Material for this exercise →
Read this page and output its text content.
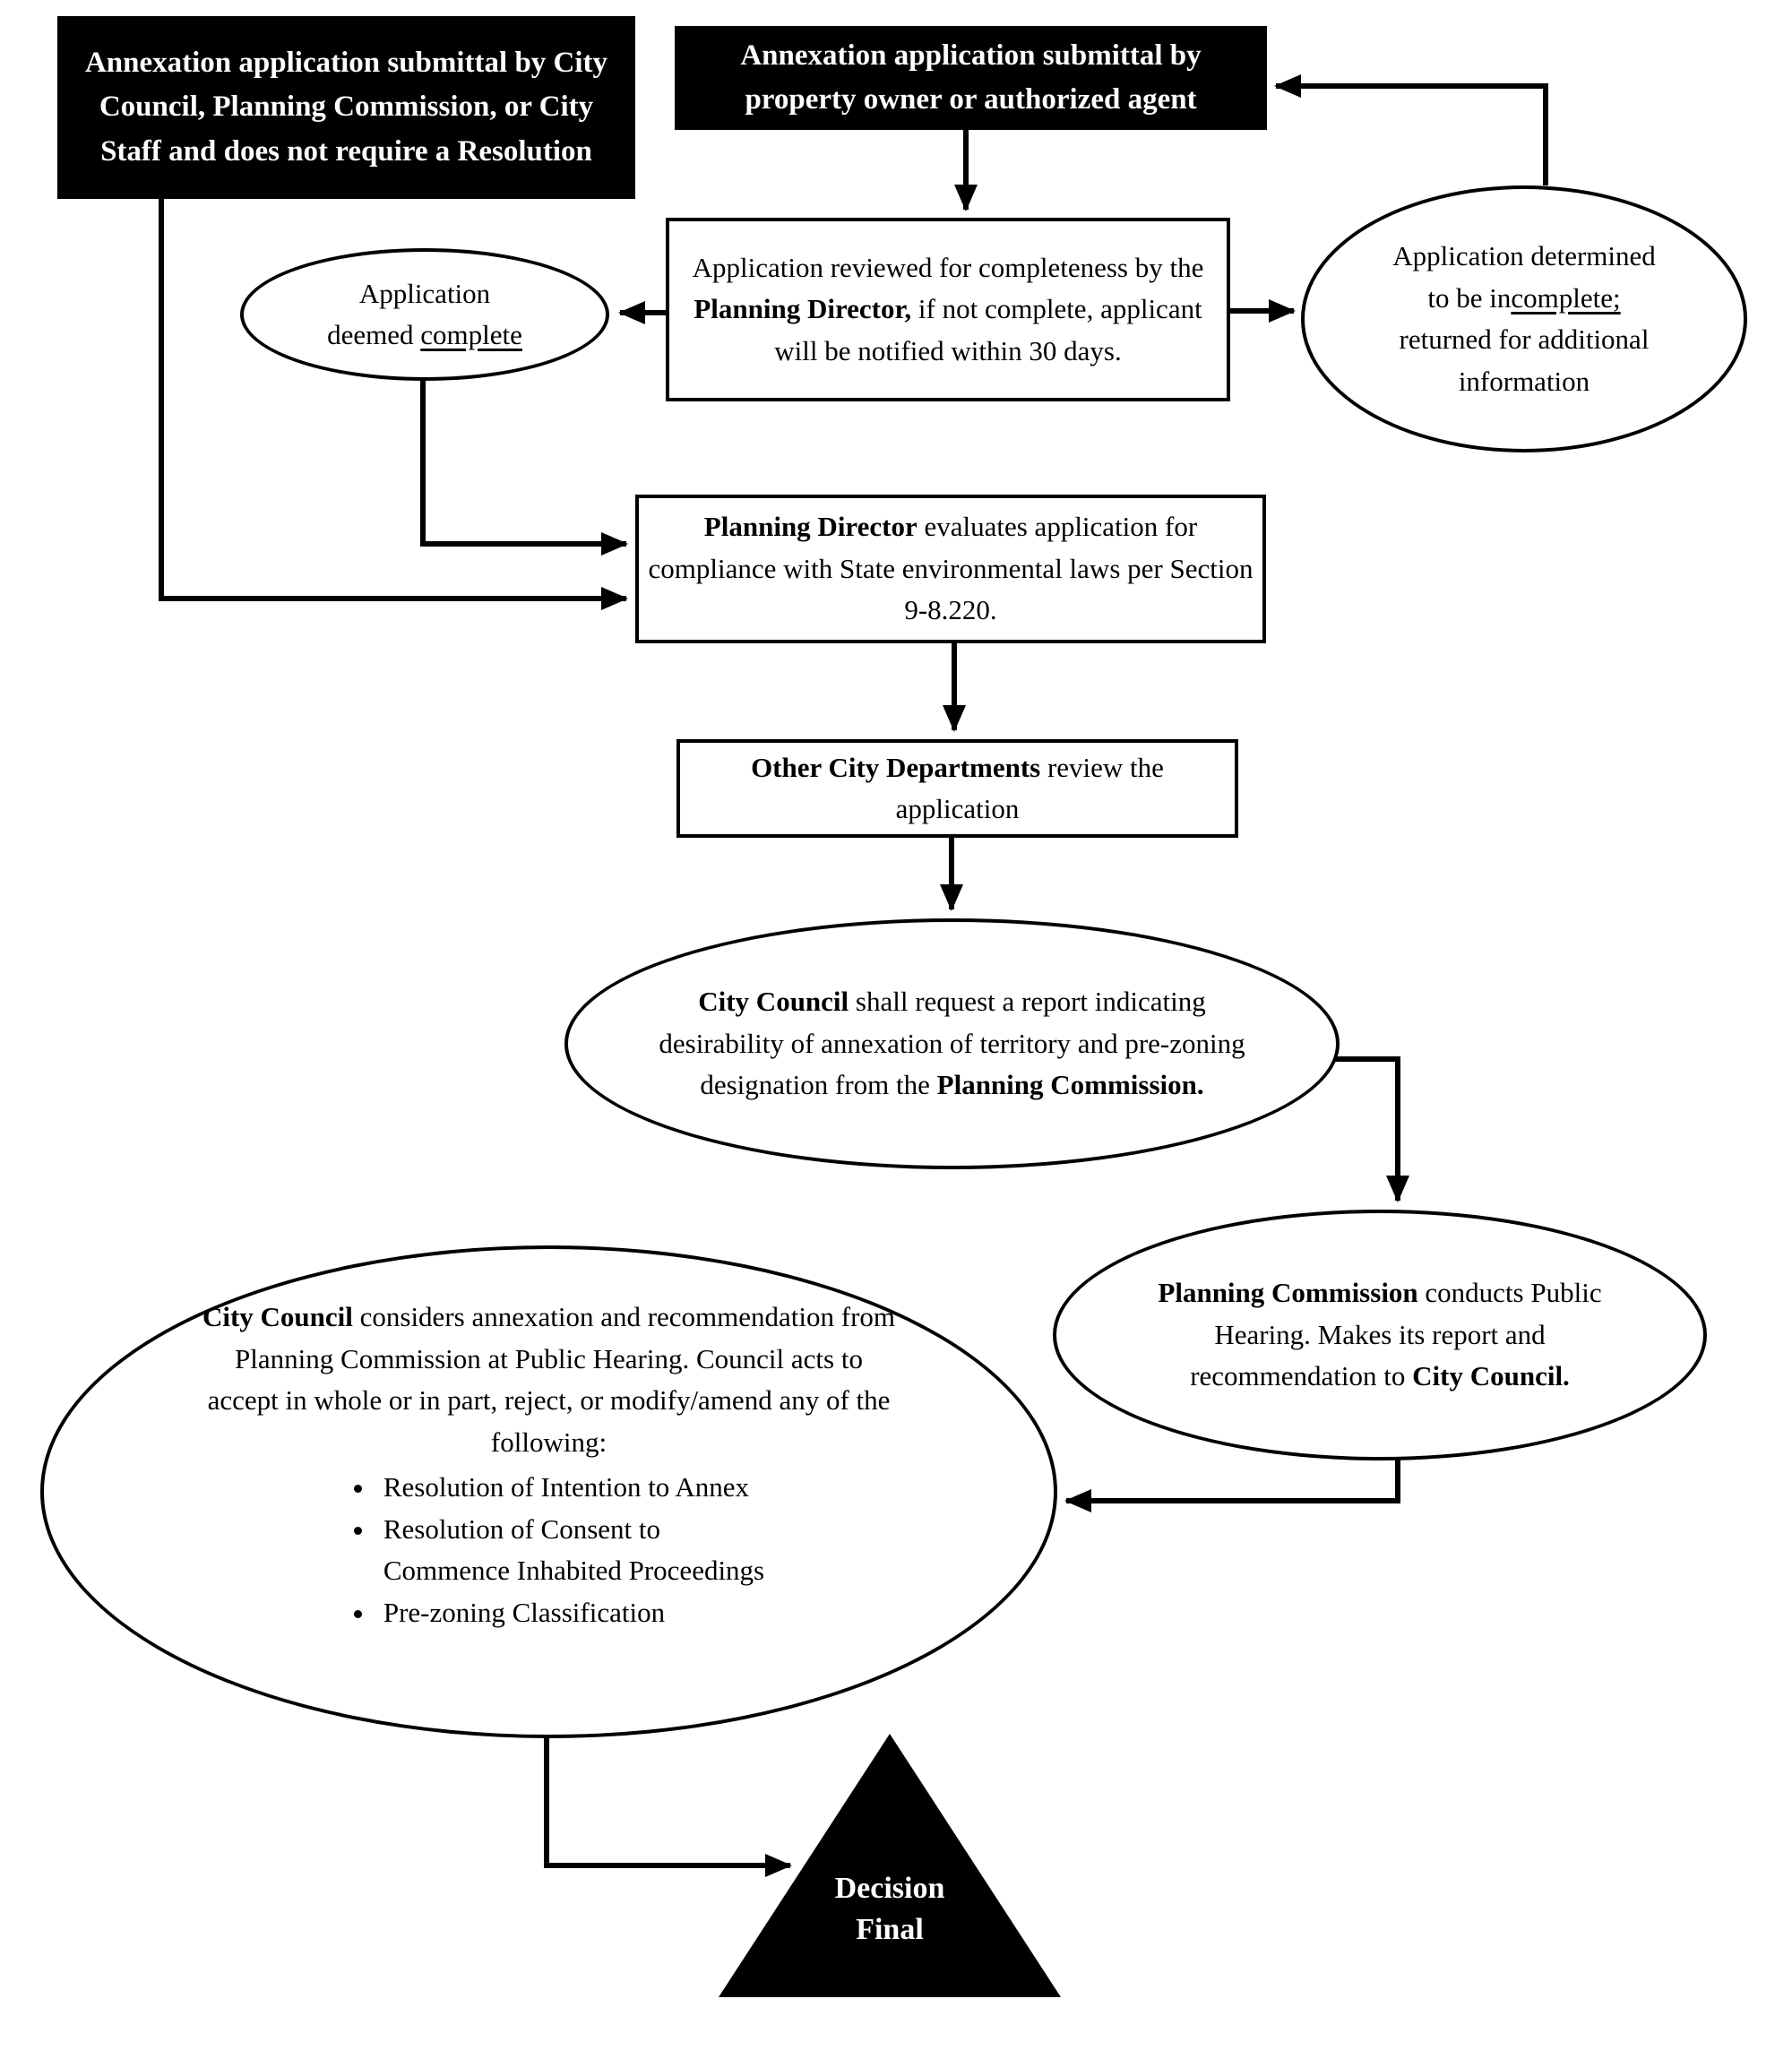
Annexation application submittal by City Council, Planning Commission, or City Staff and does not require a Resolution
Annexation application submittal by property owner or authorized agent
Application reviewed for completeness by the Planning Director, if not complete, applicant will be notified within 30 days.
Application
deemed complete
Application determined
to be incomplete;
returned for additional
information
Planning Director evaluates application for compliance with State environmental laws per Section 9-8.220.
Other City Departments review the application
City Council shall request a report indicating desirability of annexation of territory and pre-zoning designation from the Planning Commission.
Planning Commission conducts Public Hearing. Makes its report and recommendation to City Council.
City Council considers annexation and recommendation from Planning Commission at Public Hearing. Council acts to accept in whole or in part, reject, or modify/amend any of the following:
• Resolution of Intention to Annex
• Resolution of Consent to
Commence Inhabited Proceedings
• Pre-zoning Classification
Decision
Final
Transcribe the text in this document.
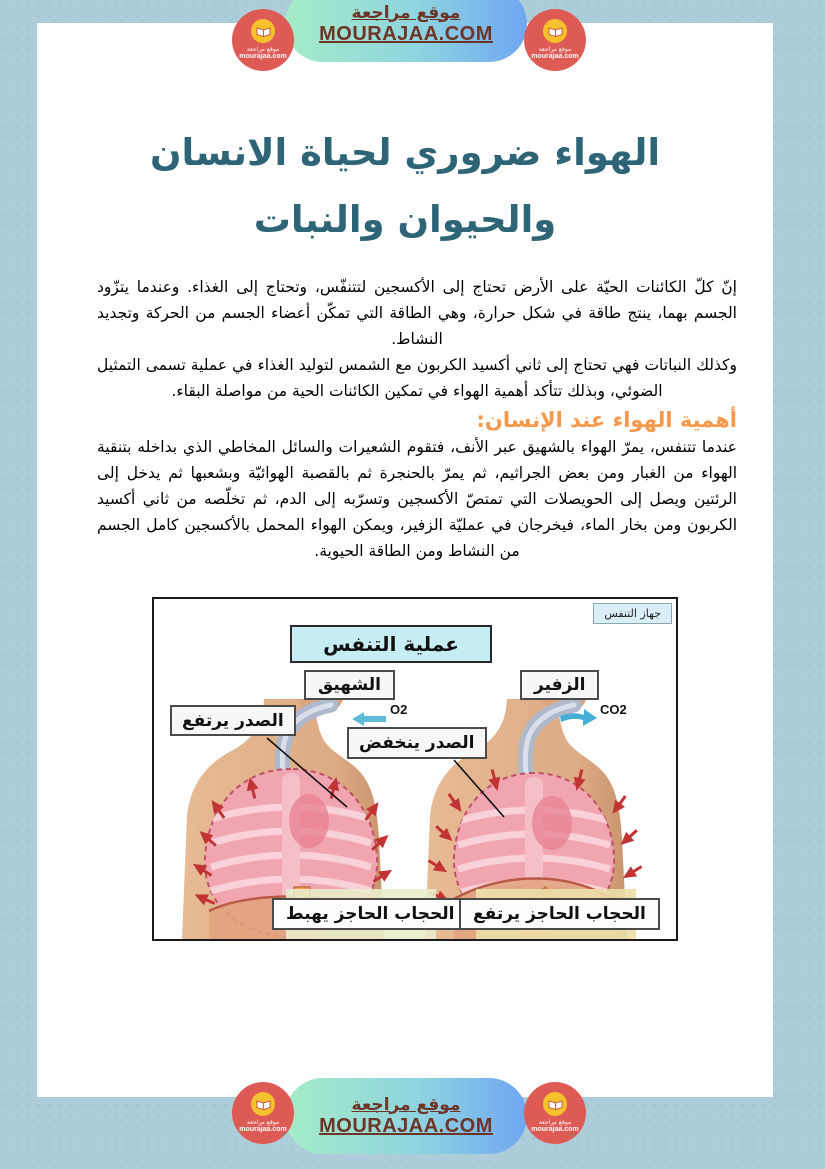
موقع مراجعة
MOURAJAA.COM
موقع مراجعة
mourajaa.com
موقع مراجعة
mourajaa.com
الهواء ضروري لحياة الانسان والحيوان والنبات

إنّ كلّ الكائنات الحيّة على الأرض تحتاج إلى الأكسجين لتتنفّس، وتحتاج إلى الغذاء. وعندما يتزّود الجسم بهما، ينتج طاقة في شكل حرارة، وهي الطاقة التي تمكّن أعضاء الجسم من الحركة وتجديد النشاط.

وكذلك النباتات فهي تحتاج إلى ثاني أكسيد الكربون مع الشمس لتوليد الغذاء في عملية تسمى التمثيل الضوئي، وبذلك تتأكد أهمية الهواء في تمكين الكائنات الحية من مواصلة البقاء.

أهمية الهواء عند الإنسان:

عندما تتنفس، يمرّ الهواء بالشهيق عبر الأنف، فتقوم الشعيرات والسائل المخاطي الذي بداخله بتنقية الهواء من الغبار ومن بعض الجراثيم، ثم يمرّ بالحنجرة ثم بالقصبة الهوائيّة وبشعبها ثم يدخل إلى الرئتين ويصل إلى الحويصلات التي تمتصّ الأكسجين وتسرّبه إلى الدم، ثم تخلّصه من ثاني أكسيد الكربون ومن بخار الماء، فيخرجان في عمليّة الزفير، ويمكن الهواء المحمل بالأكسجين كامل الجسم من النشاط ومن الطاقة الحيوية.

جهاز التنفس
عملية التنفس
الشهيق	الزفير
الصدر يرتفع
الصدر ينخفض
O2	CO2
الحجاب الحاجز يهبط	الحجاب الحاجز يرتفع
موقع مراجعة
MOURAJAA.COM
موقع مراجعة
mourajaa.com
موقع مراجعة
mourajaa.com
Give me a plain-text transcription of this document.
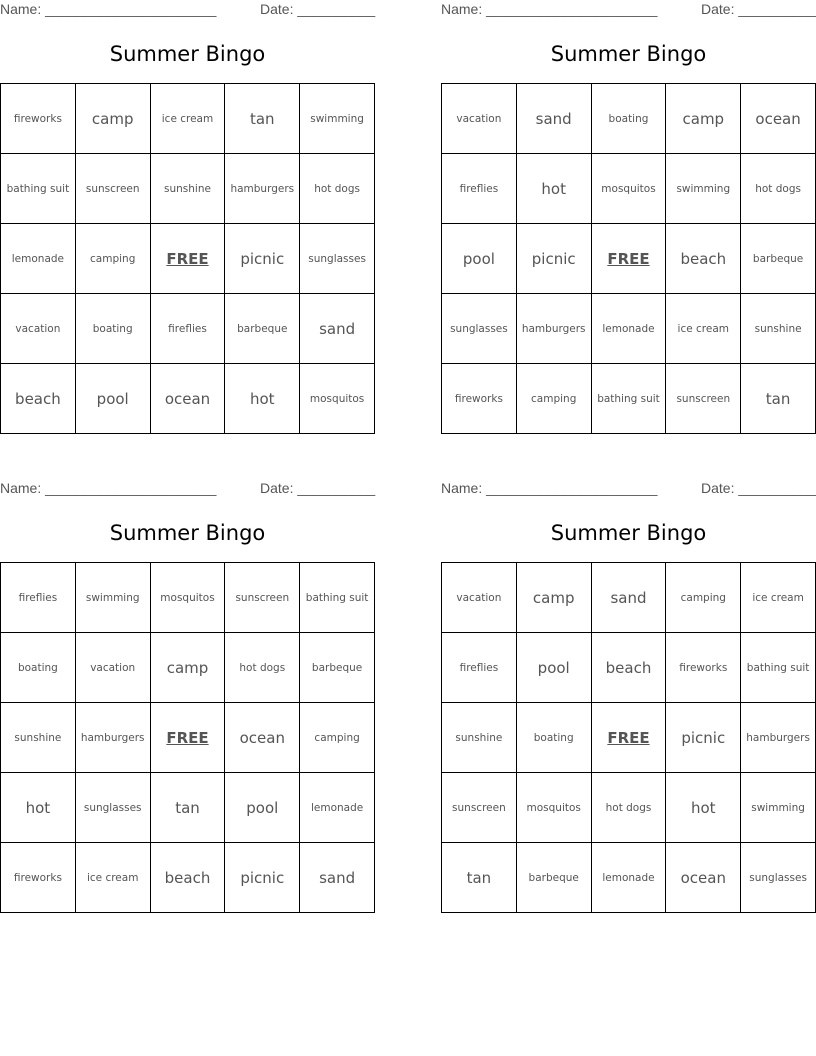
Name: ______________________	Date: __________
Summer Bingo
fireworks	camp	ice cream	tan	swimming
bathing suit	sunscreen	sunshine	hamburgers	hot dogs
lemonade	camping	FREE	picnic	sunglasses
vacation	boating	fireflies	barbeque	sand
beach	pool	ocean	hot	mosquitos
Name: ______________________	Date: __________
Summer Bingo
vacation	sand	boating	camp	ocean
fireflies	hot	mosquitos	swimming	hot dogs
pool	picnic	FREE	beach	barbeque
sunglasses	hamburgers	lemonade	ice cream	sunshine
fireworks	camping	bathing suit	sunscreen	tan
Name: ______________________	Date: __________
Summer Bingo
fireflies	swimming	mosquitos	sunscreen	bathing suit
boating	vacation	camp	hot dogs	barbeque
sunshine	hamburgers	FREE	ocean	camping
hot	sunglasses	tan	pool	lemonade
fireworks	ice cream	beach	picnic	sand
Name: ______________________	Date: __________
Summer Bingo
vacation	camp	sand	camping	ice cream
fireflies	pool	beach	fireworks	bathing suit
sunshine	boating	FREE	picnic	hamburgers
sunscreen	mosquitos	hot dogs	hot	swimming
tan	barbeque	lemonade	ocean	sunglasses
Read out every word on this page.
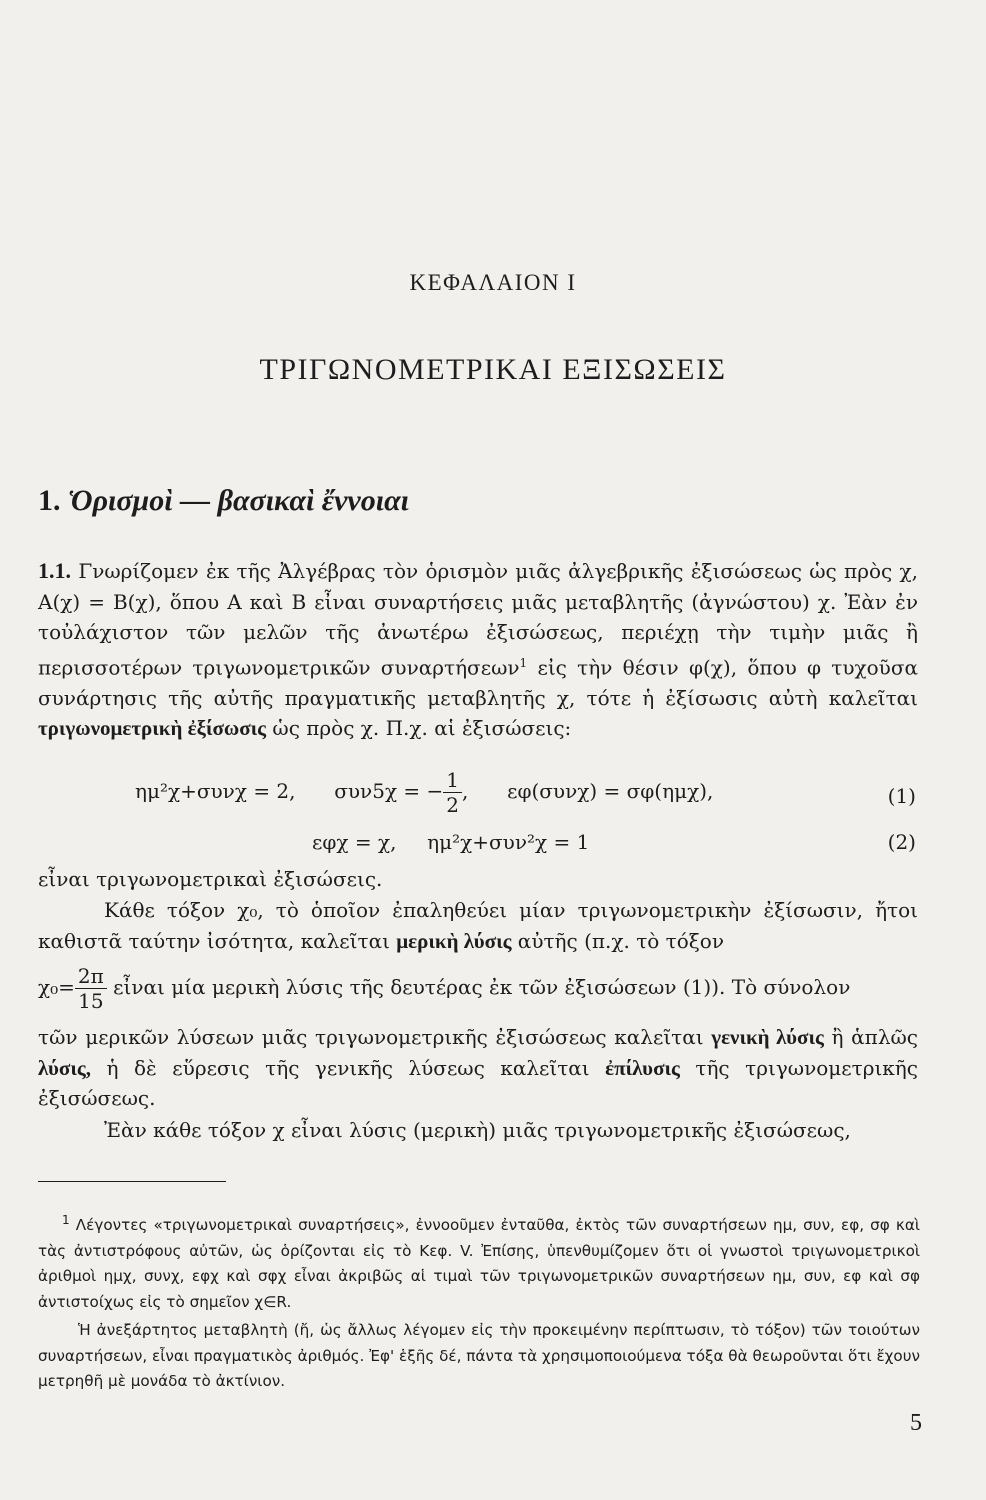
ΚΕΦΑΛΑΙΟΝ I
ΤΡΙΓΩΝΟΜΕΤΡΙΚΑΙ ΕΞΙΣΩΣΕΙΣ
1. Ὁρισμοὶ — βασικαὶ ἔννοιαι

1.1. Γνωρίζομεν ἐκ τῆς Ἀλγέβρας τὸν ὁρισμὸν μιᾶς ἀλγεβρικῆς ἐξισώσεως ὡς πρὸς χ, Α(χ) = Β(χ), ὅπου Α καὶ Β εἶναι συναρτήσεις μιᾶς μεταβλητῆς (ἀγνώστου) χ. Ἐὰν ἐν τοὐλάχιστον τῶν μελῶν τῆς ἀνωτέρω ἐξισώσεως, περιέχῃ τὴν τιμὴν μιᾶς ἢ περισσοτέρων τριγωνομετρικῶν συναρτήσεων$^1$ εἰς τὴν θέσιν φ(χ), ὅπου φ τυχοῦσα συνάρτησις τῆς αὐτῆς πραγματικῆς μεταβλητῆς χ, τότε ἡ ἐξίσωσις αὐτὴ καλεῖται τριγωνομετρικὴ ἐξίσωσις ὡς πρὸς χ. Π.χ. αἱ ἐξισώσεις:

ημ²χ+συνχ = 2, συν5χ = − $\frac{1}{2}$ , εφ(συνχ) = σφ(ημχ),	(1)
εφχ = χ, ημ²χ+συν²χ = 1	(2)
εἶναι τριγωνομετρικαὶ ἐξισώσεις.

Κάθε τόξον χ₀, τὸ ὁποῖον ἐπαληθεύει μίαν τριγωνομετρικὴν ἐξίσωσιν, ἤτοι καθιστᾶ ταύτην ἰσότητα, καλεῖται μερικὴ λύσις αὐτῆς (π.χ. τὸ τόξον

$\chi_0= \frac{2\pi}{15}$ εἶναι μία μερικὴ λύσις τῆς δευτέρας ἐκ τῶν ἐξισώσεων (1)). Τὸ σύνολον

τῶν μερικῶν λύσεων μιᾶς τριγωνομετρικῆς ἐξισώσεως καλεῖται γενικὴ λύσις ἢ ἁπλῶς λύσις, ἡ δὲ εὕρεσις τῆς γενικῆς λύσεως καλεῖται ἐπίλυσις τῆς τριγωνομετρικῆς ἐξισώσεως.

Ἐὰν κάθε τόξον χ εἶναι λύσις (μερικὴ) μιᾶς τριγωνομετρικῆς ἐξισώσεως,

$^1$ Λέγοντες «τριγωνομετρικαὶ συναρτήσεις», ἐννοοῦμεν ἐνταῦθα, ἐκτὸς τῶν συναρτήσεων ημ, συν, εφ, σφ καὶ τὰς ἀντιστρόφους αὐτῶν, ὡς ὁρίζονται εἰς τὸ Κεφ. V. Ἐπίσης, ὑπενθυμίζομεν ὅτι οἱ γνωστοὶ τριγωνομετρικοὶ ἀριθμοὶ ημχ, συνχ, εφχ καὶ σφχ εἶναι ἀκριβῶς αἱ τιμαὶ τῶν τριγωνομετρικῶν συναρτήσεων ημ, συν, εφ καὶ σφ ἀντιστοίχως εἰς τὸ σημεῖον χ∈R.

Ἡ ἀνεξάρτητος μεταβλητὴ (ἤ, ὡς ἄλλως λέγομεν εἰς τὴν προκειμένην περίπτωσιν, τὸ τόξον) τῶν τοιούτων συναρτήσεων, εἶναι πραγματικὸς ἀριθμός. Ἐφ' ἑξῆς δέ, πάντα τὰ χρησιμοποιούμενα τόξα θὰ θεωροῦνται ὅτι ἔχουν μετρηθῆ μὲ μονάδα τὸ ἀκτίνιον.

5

Work to be completed → Collect each line of the entries that has the word "boating", copying it in full.

Final result →
vacation	boating	fireflies	barbeque	sand
vacation	sand	boating	camp	ocean
boating	vacation	camp	hot dogs	barbeque
sunshine	boating	FREE	picnic	hamburgers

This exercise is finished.